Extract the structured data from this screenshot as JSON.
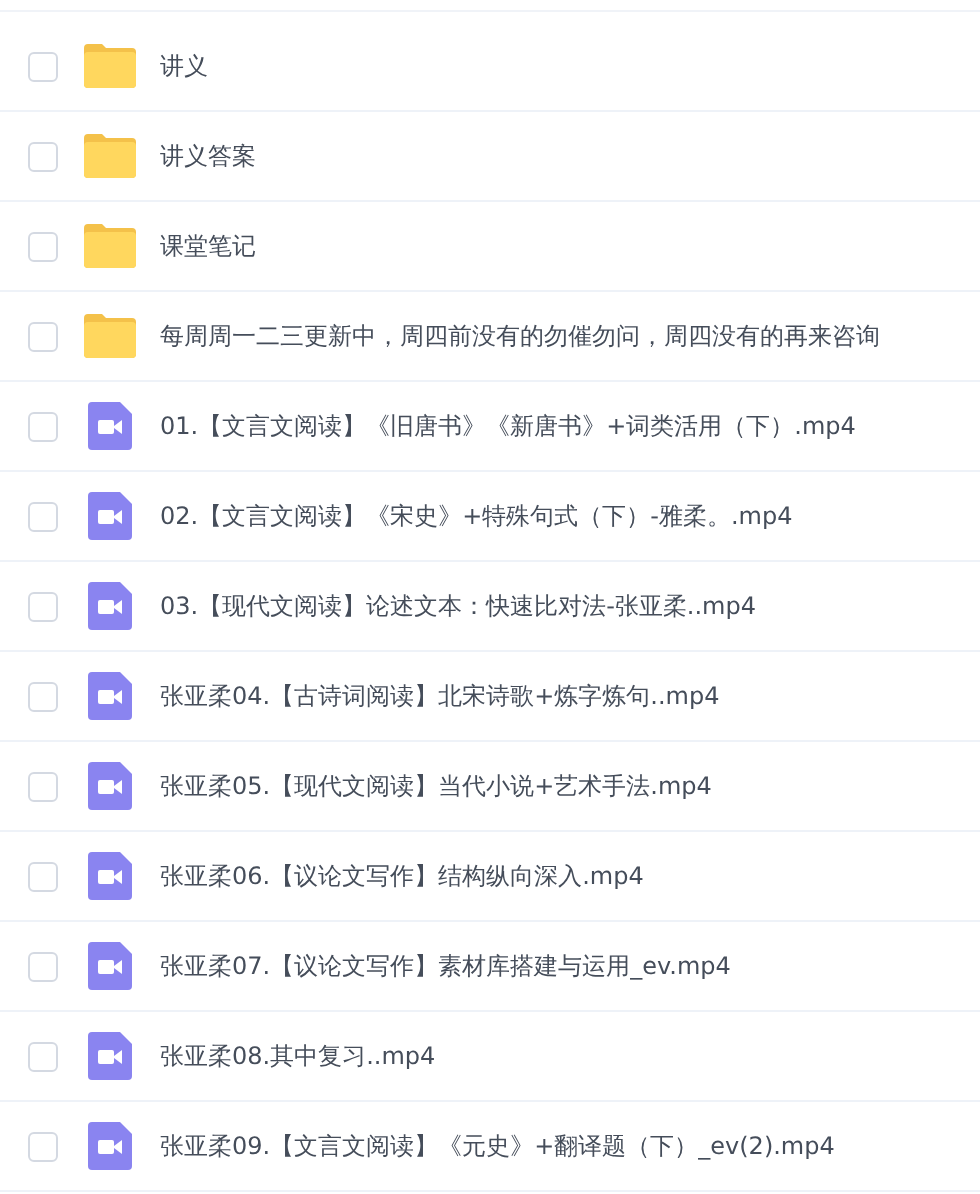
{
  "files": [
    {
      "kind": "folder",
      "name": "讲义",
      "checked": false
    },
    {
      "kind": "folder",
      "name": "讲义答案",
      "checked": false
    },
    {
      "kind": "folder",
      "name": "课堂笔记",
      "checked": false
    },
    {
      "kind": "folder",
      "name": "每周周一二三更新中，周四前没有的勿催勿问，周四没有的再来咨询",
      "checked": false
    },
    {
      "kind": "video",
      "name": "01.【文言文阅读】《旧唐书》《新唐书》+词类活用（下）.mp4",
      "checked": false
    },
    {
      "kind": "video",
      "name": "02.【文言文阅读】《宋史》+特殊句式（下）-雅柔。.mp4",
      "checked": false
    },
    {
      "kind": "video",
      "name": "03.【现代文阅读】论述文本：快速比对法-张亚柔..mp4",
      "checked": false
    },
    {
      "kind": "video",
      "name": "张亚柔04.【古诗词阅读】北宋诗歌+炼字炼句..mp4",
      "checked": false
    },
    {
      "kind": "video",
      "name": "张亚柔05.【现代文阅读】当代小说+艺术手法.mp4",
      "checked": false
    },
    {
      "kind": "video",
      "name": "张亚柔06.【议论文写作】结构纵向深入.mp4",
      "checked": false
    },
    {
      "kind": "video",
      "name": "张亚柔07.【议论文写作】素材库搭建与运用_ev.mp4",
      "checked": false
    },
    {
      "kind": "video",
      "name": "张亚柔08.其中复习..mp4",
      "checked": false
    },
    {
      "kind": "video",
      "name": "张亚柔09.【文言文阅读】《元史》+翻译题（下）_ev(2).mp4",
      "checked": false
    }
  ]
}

## YOUR TASK:
Copy all of the entries verbatim, leaving out any pictures they contain.

## FULL SOLUTION:
Extract the structured data from this screenshot as JSON.
{
  "files": [
    {
      "kind": "folder",
      "name": "讲义",
      "checked": false
    },
    {
      "kind": "folder",
      "name": "讲义答案",
      "checked": false
    },
    {
      "kind": "folder",
      "name": "课堂笔记",
      "checked": false
    },
    {
      "kind": "folder",
      "name": "每周周一二三更新中，周四前没有的勿催勿问，周四没有的再来咨询",
      "checked": false
    },
    {
      "kind": "video",
      "name": "01.【文言文阅读】《旧唐书》《新唐书》+词类活用（下）.mp4",
      "checked": false
    },
    {
      "kind": "video",
      "name": "02.【文言文阅读】《宋史》+特殊句式（下）-雅柔。.mp4",
      "checked": false
    },
    {
      "kind": "video",
      "name": "03.【现代文阅读】论述文本：快速比对法-张亚柔..mp4",
      "checked": false
    },
    {
      "kind": "video",
      "name": "张亚柔04.【古诗词阅读】北宋诗歌+炼字炼句..mp4",
      "checked": false
    },
    {
      "kind": "video",
      "name": "张亚柔05.【现代文阅读】当代小说+艺术手法.mp4",
      "checked": false
    },
    {
      "kind": "video",
      "name": "张亚柔06.【议论文写作】结构纵向深入.mp4",
      "checked": false
    },
    {
      "kind": "video",
      "name": "张亚柔07.【议论文写作】素材库搭建与运用_ev.mp4",
      "checked": false
    },
    {
      "kind": "video",
      "name": "张亚柔08.其中复习..mp4",
      "checked": false
    },
    {
      "kind": "video",
      "name": "张亚柔09.【文言文阅读】《元史》+翻译题（下）_ev(2).mp4",
      "checked": false
    }
  ]
}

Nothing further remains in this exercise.